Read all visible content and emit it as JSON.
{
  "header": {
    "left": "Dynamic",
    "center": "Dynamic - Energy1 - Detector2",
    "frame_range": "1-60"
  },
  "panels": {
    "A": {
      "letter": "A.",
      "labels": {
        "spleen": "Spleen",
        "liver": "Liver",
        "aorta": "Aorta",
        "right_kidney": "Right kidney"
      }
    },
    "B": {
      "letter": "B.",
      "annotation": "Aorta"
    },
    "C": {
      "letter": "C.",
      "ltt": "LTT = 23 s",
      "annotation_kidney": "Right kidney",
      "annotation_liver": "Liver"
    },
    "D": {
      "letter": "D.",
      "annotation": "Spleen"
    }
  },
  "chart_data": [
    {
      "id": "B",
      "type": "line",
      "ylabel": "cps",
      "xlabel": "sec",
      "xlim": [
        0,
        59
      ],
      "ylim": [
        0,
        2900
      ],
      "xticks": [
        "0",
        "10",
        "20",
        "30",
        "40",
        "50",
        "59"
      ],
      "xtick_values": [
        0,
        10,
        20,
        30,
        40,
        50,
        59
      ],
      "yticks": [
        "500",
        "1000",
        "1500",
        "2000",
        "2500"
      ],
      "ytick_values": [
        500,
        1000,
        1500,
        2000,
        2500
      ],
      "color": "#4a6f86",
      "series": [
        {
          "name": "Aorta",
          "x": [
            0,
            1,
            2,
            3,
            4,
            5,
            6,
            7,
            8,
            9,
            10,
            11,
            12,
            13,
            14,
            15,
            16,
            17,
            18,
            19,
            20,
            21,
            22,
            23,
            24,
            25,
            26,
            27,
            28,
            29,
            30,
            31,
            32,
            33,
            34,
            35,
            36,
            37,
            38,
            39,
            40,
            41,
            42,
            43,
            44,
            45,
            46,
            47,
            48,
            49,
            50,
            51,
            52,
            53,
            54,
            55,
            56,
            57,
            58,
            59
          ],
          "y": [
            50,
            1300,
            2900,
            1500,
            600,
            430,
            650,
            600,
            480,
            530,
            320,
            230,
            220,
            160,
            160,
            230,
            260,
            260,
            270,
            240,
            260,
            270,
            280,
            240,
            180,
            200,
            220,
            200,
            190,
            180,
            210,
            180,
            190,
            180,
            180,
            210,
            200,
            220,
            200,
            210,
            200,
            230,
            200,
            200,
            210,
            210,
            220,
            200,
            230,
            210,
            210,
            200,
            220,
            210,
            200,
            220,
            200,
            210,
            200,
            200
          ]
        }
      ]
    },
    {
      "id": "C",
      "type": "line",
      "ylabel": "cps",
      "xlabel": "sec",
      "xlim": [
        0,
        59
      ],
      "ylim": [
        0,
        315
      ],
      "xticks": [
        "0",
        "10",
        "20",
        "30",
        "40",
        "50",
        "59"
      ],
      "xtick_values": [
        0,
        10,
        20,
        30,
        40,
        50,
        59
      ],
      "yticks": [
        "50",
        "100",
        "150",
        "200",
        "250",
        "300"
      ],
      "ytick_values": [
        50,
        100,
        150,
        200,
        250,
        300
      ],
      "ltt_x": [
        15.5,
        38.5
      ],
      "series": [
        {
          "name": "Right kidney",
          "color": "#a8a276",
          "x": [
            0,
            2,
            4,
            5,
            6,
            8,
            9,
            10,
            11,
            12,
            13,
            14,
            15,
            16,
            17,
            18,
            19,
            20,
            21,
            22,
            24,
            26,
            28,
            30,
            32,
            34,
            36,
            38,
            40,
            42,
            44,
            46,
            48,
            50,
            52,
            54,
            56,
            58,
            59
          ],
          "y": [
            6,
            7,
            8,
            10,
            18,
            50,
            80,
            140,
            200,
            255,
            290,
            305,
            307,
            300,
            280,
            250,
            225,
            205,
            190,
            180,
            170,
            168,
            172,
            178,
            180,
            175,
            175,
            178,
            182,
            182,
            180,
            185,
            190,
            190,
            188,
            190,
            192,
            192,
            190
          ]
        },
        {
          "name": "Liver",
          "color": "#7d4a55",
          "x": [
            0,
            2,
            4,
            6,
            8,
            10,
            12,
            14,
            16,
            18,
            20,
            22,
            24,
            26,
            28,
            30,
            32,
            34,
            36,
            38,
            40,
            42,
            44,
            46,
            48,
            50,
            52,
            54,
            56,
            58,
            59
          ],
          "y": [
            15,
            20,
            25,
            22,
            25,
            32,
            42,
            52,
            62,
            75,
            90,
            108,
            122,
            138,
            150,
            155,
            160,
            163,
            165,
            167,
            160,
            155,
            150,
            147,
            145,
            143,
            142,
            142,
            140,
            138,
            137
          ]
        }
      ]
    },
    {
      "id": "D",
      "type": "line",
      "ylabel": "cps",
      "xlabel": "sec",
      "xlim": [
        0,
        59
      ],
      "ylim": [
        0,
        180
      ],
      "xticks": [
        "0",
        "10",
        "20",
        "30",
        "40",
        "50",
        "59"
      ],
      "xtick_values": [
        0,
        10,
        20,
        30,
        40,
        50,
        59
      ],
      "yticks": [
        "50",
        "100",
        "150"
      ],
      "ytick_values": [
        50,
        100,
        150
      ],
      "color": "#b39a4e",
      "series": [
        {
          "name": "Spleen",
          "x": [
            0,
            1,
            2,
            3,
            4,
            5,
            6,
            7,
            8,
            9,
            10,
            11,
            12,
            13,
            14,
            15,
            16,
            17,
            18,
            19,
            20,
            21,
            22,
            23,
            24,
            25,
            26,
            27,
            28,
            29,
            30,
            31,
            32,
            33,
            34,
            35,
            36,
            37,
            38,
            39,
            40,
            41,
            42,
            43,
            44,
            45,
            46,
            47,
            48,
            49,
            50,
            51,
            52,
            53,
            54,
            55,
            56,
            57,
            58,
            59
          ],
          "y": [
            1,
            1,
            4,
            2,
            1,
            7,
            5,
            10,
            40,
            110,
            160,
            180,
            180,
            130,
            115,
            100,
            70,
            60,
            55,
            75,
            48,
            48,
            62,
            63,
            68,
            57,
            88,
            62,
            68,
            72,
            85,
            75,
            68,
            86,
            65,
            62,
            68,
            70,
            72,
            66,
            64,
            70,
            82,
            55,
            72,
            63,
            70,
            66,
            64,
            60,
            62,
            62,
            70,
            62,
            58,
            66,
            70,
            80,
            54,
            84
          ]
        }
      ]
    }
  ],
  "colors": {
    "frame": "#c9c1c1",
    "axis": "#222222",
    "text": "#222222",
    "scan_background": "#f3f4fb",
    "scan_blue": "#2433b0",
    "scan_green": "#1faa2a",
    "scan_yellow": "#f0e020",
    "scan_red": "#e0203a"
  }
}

## What is needed
All of the entries above need to be reproduced exactly.

## Response to the exercise
Read all visible content and emit it as JSON.
{
  "header": {
    "left": "Dynamic",
    "center": "Dynamic - Energy1 - Detector2",
    "frame_range": "1-60"
  },
  "panels": {
    "A": {
      "letter": "A.",
      "labels": {
        "spleen": "Spleen",
        "liver": "Liver",
        "aorta": "Aorta",
        "right_kidney": "Right kidney"
      }
    },
    "B": {
      "letter": "B.",
      "annotation": "Aorta"
    },
    "C": {
      "letter": "C.",
      "ltt": "LTT = 23 s",
      "annotation_kidney": "Right kidney",
      "annotation_liver": "Liver"
    },
    "D": {
      "letter": "D.",
      "annotation": "Spleen"
    }
  },
  "chart_data": [
    {
      "id": "B",
      "type": "line",
      "ylabel": "cps",
      "xlabel": "sec",
      "xlim": [
        0,
        59
      ],
      "ylim": [
        0,
        2900
      ],
      "xticks": [
        "0",
        "10",
        "20",
        "30",
        "40",
        "50",
        "59"
      ],
      "xtick_values": [
        0,
        10,
        20,
        30,
        40,
        50,
        59
      ],
      "yticks": [
        "500",
        "1000",
        "1500",
        "2000",
        "2500"
      ],
      "ytick_values": [
        500,
        1000,
        1500,
        2000,
        2500
      ],
      "color": "#4a6f86",
      "series": [
        {
          "name": "Aorta",
          "x": [
            0,
            1,
            2,
            3,
            4,
            5,
            6,
            7,
            8,
            9,
            10,
            11,
            12,
            13,
            14,
            15,
            16,
            17,
            18,
            19,
            20,
            21,
            22,
            23,
            24,
            25,
            26,
            27,
            28,
            29,
            30,
            31,
            32,
            33,
            34,
            35,
            36,
            37,
            38,
            39,
            40,
            41,
            42,
            43,
            44,
            45,
            46,
            47,
            48,
            49,
            50,
            51,
            52,
            53,
            54,
            55,
            56,
            57,
            58,
            59
          ],
          "y": [
            50,
            1300,
            2900,
            1500,
            600,
            430,
            650,
            600,
            480,
            530,
            320,
            230,
            220,
            160,
            160,
            230,
            260,
            260,
            270,
            240,
            260,
            270,
            280,
            240,
            180,
            200,
            220,
            200,
            190,
            180,
            210,
            180,
            190,
            180,
            180,
            210,
            200,
            220,
            200,
            210,
            200,
            230,
            200,
            200,
            210,
            210,
            220,
            200,
            230,
            210,
            210,
            200,
            220,
            210,
            200,
            220,
            200,
            210,
            200,
            200
          ]
        }
      ]
    },
    {
      "id": "C",
      "type": "line",
      "ylabel": "cps",
      "xlabel": "sec",
      "xlim": [
        0,
        59
      ],
      "ylim": [
        0,
        315
      ],
      "xticks": [
        "0",
        "10",
        "20",
        "30",
        "40",
        "50",
        "59"
      ],
      "xtick_values": [
        0,
        10,
        20,
        30,
        40,
        50,
        59
      ],
      "yticks": [
        "50",
        "100",
        "150",
        "200",
        "250",
        "300"
      ],
      "ytick_values": [
        50,
        100,
        150,
        200,
        250,
        300
      ],
      "ltt_x": [
        15.5,
        38.5
      ],
      "series": [
        {
          "name": "Right kidney",
          "color": "#a8a276",
          "x": [
            0,
            2,
            4,
            5,
            6,
            8,
            9,
            10,
            11,
            12,
            13,
            14,
            15,
            16,
            17,
            18,
            19,
            20,
            21,
            22,
            24,
            26,
            28,
            30,
            32,
            34,
            36,
            38,
            40,
            42,
            44,
            46,
            48,
            50,
            52,
            54,
            56,
            58,
            59
          ],
          "y": [
            6,
            7,
            8,
            10,
            18,
            50,
            80,
            140,
            200,
            255,
            290,
            305,
            307,
            300,
            280,
            250,
            225,
            205,
            190,
            180,
            170,
            168,
            172,
            178,
            180,
            175,
            175,
            178,
            182,
            182,
            180,
            185,
            190,
            190,
            188,
            190,
            192,
            192,
            190
          ]
        },
        {
          "name": "Liver",
          "color": "#7d4a55",
          "x": [
            0,
            2,
            4,
            6,
            8,
            10,
            12,
            14,
            16,
            18,
            20,
            22,
            24,
            26,
            28,
            30,
            32,
            34,
            36,
            38,
            40,
            42,
            44,
            46,
            48,
            50,
            52,
            54,
            56,
            58,
            59
          ],
          "y": [
            15,
            20,
            25,
            22,
            25,
            32,
            42,
            52,
            62,
            75,
            90,
            108,
            122,
            138,
            150,
            155,
            160,
            163,
            165,
            167,
            160,
            155,
            150,
            147,
            145,
            143,
            142,
            142,
            140,
            138,
            137
          ]
        }
      ]
    },
    {
      "id": "D",
      "type": "line",
      "ylabel": "cps",
      "xlabel": "sec",
      "xlim": [
        0,
        59
      ],
      "ylim": [
        0,
        180
      ],
      "xticks": [
        "0",
        "10",
        "20",
        "30",
        "40",
        "50",
        "59"
      ],
      "xtick_values": [
        0,
        10,
        20,
        30,
        40,
        50,
        59
      ],
      "yticks": [
        "50",
        "100",
        "150"
      ],
      "ytick_values": [
        50,
        100,
        150
      ],
      "color": "#b39a4e",
      "series": [
        {
          "name": "Spleen",
          "x": [
            0,
            1,
            2,
            3,
            4,
            5,
            6,
            7,
            8,
            9,
            10,
            11,
            12,
            13,
            14,
            15,
            16,
            17,
            18,
            19,
            20,
            21,
            22,
            23,
            24,
            25,
            26,
            27,
            28,
            29,
            30,
            31,
            32,
            33,
            34,
            35,
            36,
            37,
            38,
            39,
            40,
            41,
            42,
            43,
            44,
            45,
            46,
            47,
            48,
            49,
            50,
            51,
            52,
            53,
            54,
            55,
            56,
            57,
            58,
            59
          ],
          "y": [
            1,
            1,
            4,
            2,
            1,
            7,
            5,
            10,
            40,
            110,
            160,
            180,
            180,
            130,
            115,
            100,
            70,
            60,
            55,
            75,
            48,
            48,
            62,
            63,
            68,
            57,
            88,
            62,
            68,
            72,
            85,
            75,
            68,
            86,
            65,
            62,
            68,
            70,
            72,
            66,
            64,
            70,
            82,
            55,
            72,
            63,
            70,
            66,
            64,
            60,
            62,
            62,
            70,
            62,
            58,
            66,
            70,
            80,
            54,
            84
          ]
        }
      ]
    }
  ],
  "colors": {
    "frame": "#c9c1c1",
    "axis": "#222222",
    "text": "#222222",
    "scan_background": "#f3f4fb",
    "scan_blue": "#2433b0",
    "scan_green": "#1faa2a",
    "scan_yellow": "#f0e020",
    "scan_red": "#e0203a"
  }
}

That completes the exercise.